** Given records **
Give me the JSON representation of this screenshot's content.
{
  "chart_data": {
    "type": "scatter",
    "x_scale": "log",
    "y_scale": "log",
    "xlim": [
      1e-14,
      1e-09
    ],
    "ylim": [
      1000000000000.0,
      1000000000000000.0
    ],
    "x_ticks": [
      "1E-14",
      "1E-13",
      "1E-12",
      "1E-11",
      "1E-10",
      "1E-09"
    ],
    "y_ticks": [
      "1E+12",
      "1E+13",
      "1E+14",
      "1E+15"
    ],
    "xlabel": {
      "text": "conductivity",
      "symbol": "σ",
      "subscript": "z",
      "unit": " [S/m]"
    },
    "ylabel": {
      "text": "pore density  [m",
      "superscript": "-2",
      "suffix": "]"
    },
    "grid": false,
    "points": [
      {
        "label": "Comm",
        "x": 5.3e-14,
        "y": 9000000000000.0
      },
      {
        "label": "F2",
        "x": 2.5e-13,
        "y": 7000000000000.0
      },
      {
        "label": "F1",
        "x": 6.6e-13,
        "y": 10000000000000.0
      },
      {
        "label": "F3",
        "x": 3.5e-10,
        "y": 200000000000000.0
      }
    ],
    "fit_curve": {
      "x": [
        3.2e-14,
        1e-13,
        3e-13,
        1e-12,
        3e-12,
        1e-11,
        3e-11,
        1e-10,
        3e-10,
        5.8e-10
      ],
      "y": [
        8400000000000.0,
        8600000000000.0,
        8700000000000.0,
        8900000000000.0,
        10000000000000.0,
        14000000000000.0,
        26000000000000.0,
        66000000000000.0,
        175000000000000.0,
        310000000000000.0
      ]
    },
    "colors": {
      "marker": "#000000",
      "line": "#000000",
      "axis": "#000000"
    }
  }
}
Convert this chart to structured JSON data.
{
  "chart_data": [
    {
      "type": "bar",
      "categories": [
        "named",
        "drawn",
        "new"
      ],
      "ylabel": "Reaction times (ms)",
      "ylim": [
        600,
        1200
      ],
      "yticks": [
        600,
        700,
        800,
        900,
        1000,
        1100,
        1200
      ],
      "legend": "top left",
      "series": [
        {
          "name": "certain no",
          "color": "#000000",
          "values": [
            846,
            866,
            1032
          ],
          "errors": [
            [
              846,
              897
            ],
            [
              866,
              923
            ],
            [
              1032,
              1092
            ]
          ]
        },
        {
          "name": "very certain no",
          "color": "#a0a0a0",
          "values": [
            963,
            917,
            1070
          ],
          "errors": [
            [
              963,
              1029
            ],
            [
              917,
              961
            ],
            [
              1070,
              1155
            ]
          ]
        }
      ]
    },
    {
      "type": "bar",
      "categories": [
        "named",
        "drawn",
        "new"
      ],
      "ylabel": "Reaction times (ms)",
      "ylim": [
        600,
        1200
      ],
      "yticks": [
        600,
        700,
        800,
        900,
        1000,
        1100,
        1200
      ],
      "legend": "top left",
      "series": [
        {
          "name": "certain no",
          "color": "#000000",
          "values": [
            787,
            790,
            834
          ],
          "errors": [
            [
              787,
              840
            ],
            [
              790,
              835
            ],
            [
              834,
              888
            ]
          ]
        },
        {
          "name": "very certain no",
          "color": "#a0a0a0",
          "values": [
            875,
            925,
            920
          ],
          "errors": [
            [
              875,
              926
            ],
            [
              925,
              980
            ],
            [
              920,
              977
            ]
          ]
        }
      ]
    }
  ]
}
--
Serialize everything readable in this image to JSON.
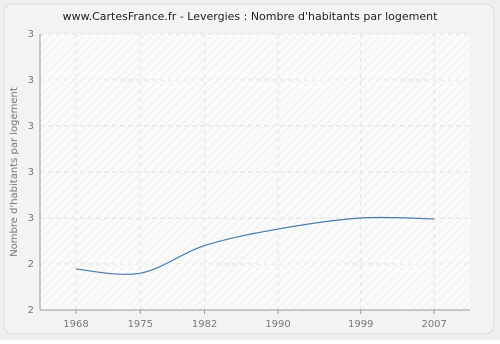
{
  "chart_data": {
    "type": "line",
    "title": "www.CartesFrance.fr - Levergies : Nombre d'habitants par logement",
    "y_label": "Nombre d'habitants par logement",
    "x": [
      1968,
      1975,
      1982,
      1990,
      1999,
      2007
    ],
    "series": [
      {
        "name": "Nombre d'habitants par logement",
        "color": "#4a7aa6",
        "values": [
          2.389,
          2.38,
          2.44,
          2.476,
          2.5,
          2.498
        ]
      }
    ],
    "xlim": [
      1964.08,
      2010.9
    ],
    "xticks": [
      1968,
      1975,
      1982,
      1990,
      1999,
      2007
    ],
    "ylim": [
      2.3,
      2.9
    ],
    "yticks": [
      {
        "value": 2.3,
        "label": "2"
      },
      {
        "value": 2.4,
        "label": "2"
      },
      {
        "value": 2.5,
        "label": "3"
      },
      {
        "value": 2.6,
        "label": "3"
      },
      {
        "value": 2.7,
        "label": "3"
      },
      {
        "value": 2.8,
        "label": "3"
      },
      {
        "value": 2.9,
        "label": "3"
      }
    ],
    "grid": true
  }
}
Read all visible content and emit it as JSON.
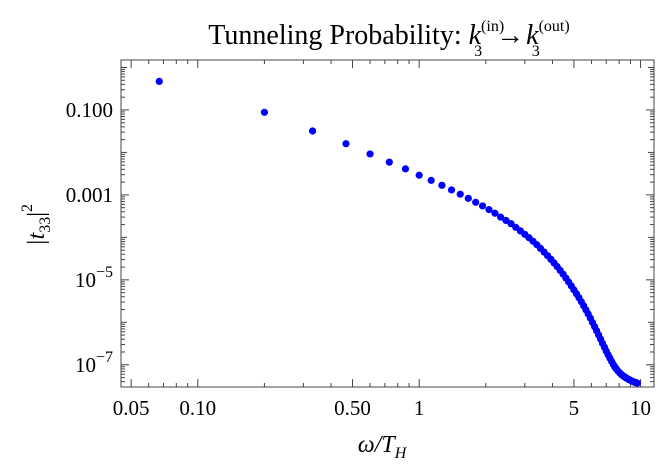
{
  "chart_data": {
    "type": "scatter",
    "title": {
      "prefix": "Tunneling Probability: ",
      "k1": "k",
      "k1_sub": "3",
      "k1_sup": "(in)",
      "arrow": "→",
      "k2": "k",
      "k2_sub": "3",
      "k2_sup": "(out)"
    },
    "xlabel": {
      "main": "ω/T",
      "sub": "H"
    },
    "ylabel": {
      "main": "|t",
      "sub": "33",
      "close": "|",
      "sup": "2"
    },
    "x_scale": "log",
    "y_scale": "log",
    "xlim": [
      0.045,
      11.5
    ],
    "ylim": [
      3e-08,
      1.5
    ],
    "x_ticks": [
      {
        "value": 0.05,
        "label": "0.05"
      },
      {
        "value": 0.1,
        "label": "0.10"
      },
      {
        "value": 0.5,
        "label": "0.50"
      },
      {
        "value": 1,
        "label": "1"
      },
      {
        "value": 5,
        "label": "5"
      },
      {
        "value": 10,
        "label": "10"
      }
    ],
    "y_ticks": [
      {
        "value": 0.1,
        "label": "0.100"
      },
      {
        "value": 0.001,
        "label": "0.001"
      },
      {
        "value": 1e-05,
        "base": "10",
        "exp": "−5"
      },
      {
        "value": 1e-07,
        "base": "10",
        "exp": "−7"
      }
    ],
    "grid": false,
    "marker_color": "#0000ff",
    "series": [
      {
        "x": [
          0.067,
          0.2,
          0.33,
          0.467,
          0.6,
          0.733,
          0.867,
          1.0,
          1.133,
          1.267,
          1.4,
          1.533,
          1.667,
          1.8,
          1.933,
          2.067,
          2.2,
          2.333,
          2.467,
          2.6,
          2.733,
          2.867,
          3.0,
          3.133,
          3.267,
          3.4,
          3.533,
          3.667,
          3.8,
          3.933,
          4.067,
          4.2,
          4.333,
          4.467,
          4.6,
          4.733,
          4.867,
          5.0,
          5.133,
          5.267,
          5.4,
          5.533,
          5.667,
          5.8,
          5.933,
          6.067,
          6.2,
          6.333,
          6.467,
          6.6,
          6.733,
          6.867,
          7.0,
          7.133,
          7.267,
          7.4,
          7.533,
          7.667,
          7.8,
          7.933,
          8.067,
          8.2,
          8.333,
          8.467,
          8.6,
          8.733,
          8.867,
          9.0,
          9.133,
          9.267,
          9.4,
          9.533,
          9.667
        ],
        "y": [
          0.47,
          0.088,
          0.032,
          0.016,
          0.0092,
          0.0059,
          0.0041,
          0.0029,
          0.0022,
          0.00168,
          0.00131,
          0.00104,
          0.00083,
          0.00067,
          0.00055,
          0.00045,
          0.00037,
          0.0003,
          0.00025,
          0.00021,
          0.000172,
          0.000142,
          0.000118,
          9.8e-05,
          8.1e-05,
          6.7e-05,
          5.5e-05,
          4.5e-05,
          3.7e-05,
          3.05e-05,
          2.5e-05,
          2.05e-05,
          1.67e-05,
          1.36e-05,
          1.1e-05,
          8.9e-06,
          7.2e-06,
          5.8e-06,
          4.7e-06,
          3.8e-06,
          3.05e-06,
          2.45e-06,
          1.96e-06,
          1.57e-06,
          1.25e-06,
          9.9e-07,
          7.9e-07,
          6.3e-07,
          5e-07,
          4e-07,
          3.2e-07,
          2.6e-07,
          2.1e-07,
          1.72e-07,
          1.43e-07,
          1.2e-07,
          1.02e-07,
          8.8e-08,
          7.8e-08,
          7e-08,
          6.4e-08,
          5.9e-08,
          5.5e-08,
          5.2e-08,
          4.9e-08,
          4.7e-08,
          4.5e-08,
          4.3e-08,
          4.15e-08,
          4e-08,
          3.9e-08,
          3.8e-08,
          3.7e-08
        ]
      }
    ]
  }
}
--
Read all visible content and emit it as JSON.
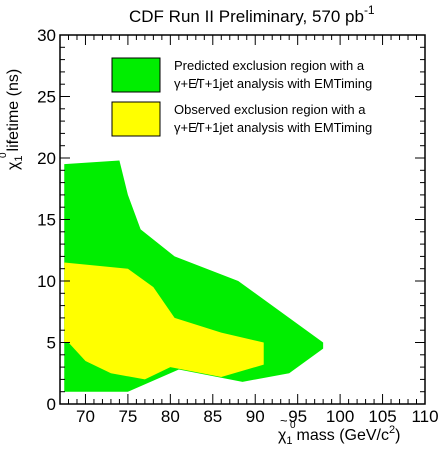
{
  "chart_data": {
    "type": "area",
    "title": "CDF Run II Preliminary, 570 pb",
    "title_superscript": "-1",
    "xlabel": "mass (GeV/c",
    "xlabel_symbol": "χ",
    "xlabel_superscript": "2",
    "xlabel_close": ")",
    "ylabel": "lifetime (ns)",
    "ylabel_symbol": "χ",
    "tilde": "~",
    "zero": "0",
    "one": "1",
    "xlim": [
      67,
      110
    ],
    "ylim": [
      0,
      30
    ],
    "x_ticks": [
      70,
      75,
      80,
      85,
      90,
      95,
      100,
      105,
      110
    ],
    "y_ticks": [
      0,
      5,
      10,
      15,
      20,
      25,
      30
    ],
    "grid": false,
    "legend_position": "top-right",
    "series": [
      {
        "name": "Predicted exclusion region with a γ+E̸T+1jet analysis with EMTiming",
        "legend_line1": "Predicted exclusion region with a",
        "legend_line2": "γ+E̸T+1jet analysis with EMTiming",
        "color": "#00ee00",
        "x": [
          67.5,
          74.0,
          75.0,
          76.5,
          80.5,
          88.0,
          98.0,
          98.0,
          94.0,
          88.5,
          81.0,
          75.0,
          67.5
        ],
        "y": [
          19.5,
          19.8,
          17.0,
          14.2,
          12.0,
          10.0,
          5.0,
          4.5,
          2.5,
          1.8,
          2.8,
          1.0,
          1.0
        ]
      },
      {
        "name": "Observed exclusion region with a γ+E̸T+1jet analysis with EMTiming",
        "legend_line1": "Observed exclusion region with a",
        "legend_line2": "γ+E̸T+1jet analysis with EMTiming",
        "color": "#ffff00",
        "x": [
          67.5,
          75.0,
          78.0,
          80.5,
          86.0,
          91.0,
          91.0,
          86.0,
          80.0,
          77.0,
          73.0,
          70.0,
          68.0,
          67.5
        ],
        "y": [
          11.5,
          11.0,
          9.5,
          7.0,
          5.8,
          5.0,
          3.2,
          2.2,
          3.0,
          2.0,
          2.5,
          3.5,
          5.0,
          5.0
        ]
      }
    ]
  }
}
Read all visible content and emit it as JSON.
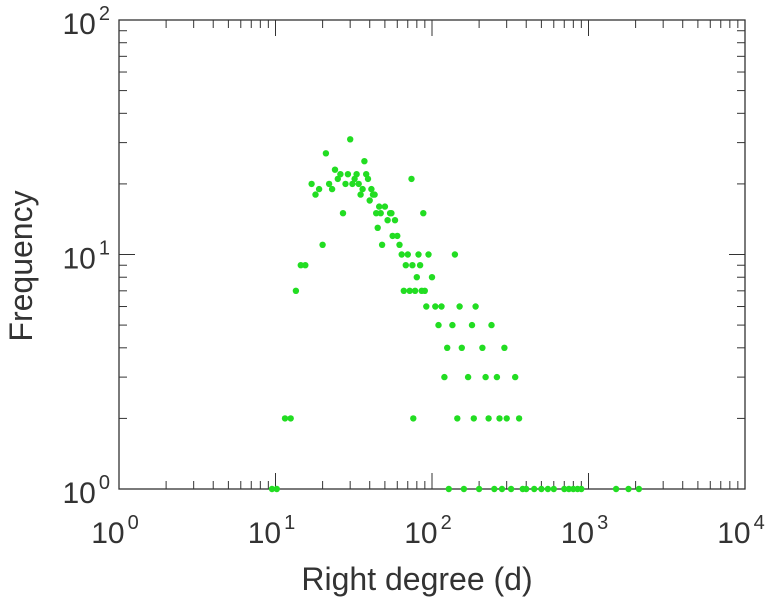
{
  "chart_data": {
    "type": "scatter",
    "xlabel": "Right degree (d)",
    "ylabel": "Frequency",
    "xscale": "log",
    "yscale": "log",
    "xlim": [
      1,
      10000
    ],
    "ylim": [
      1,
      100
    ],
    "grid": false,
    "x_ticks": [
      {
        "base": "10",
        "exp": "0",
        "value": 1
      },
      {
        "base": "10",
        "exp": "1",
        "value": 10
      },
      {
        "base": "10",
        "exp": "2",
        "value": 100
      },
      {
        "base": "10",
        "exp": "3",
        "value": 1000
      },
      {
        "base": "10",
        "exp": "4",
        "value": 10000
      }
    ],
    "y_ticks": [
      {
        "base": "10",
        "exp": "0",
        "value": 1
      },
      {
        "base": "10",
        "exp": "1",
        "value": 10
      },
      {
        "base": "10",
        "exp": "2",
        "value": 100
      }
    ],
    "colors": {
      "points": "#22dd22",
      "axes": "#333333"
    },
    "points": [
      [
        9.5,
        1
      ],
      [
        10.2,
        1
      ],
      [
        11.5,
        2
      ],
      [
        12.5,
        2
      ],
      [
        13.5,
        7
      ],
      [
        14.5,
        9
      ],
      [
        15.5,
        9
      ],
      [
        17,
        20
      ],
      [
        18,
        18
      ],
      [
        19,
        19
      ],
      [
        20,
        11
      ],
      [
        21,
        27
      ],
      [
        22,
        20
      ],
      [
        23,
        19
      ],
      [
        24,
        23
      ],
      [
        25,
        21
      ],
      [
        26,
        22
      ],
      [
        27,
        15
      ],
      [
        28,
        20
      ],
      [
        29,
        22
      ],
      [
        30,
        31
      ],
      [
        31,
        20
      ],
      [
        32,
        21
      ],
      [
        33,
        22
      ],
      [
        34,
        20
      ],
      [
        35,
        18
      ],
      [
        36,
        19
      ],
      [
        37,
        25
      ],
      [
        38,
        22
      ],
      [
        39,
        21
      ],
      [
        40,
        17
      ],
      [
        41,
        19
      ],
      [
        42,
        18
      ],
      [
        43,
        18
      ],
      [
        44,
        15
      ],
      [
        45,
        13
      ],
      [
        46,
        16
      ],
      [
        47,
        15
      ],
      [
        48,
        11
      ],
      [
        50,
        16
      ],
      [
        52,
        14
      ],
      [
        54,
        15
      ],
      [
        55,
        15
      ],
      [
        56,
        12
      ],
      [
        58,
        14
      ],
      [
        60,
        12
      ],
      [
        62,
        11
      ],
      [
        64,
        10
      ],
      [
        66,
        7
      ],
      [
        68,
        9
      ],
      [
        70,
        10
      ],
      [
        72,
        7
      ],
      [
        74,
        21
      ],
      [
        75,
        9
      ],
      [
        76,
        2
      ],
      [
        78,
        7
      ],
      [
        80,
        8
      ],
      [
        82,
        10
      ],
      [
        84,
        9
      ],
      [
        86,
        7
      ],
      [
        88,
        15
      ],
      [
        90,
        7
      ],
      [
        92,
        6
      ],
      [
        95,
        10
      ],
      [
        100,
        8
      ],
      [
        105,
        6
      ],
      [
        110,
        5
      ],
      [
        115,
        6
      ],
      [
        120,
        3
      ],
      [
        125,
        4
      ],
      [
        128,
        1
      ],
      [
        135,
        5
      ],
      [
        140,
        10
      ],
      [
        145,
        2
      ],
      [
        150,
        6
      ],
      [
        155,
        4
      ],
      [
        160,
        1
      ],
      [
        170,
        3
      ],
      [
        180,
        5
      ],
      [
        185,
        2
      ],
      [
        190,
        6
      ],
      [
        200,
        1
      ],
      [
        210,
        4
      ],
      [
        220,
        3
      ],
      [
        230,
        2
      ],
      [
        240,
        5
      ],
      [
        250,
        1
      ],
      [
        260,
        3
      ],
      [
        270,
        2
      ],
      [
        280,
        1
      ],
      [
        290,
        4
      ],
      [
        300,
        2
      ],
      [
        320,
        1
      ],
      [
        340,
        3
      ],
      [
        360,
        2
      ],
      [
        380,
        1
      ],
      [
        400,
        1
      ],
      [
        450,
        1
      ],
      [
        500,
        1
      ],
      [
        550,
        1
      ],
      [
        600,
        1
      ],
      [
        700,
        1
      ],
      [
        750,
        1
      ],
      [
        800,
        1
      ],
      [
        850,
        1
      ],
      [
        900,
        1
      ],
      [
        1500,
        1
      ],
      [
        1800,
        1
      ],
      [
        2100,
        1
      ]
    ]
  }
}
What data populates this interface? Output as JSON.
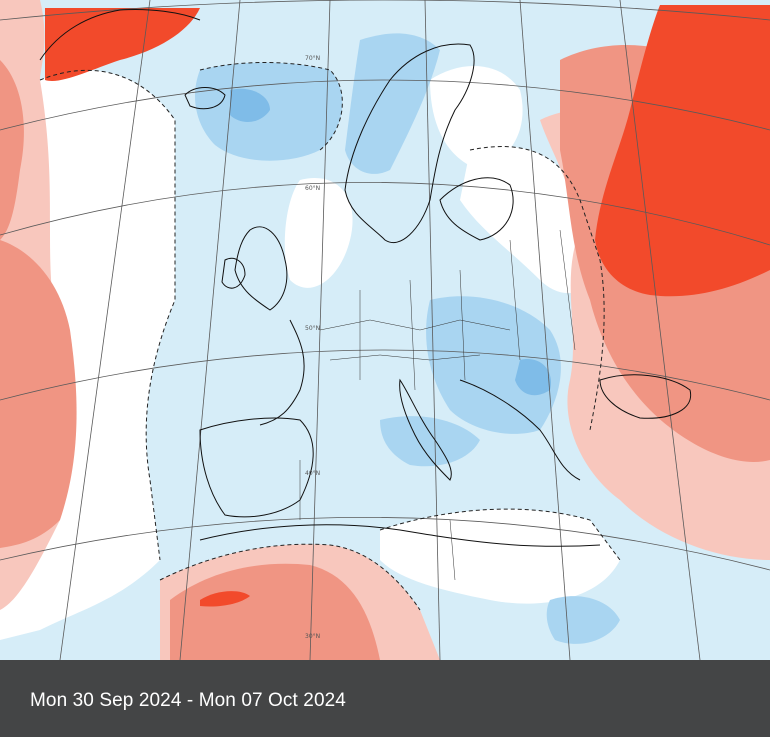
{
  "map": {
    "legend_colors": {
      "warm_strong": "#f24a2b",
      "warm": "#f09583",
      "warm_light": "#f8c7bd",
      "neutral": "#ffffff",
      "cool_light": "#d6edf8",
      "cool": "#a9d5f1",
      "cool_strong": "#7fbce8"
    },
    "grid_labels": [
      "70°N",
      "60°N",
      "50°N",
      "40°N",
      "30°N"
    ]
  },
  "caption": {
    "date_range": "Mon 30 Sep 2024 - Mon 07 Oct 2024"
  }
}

** Your task **
From the data above, copy each line where the string "JSON" appears.

** Exercise response **
Give me the JSON representation of this screenshot's content.
Convert this chart to structured JSON data.
Serialize everything readable in this image to JSON.
Read all visible content and emit it as JSON.
Read all visible content and emit it as JSON.
Read all visible content and emit it as JSON.
What data populates this interface? Output as JSON.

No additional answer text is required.